- Brief: Identify each line containing the word "вектора" and copy it.

- Task material:
=======

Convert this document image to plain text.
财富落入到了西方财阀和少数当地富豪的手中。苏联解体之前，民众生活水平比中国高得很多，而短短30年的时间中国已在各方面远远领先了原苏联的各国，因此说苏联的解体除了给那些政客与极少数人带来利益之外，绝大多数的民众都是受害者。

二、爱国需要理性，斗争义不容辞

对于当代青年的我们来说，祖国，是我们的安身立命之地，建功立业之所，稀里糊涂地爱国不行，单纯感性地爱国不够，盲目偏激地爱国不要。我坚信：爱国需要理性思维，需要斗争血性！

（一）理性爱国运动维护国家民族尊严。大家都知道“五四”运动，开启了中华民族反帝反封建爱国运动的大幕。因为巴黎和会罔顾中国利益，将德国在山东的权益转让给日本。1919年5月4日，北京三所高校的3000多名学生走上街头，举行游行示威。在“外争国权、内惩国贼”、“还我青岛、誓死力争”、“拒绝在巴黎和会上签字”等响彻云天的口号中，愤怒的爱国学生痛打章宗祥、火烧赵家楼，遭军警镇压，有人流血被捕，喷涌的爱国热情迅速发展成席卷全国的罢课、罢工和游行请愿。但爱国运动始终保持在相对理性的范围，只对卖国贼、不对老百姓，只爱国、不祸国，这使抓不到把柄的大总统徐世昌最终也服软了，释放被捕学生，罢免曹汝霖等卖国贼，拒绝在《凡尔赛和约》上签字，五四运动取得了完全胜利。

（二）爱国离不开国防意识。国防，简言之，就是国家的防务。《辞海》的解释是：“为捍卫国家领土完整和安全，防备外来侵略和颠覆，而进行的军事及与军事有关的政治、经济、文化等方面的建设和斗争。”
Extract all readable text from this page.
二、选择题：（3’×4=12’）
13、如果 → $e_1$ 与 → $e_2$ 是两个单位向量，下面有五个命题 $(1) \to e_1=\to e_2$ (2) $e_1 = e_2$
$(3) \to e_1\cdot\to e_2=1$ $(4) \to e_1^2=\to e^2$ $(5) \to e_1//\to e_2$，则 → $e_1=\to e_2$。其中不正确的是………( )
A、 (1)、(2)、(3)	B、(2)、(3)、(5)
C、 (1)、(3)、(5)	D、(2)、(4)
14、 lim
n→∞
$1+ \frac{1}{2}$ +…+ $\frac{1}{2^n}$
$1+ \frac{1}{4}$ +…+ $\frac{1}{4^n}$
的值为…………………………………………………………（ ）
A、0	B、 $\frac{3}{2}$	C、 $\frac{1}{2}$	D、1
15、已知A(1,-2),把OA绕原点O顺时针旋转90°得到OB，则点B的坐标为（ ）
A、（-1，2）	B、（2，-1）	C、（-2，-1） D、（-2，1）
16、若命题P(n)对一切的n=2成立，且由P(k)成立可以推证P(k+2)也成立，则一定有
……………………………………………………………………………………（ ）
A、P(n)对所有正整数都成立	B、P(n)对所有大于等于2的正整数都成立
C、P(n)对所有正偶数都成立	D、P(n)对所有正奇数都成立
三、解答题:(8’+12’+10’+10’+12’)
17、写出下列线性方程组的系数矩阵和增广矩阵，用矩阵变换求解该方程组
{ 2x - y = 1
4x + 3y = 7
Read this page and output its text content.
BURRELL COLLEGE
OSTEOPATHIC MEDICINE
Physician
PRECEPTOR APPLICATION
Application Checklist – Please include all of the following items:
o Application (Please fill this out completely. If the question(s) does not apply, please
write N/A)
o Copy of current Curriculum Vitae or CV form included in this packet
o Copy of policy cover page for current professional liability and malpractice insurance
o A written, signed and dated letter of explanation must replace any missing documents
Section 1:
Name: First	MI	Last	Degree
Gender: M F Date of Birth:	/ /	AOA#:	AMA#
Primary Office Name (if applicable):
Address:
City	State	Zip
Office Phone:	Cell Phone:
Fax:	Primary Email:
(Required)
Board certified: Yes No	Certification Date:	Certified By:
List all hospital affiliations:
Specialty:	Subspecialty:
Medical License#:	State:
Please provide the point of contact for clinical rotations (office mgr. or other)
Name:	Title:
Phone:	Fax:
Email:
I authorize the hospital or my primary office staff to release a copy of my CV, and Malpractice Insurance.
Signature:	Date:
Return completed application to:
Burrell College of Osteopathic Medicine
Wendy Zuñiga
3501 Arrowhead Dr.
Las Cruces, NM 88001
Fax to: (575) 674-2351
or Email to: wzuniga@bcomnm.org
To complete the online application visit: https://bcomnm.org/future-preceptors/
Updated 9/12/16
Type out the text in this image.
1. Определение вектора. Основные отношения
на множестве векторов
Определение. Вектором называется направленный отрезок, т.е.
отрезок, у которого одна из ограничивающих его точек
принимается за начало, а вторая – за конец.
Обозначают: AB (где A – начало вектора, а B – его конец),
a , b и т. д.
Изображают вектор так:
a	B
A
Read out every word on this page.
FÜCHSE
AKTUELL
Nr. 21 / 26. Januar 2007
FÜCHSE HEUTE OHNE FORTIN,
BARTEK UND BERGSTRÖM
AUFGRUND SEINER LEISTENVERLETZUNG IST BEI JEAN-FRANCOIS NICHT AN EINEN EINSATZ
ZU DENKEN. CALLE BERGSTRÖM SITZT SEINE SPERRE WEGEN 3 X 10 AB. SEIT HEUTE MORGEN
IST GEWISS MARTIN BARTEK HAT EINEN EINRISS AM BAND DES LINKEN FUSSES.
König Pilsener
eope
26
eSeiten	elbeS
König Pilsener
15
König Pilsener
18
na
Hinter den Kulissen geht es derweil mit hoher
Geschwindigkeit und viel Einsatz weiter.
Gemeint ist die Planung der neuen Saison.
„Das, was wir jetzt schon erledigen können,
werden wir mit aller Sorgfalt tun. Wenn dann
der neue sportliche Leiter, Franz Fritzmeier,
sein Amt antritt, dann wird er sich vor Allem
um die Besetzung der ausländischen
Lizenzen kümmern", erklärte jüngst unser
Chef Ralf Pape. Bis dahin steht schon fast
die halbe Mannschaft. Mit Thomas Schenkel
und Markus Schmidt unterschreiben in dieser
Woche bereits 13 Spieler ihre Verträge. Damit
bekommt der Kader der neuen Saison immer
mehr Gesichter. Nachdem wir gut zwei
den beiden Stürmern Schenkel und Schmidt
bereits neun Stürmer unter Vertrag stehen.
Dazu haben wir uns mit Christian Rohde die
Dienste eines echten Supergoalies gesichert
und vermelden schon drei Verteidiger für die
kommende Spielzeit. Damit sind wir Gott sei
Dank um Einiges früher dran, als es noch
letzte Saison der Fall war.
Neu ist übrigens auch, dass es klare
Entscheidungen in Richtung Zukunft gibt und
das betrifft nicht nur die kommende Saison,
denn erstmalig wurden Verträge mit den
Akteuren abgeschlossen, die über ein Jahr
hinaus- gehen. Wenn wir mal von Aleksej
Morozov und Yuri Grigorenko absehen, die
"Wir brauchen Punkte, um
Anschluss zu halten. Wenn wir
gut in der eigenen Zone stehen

=======

- Response:
1. Определение вектора. Основные отношения
Обозначают: AB (где A – начало вектора, а B – его конец),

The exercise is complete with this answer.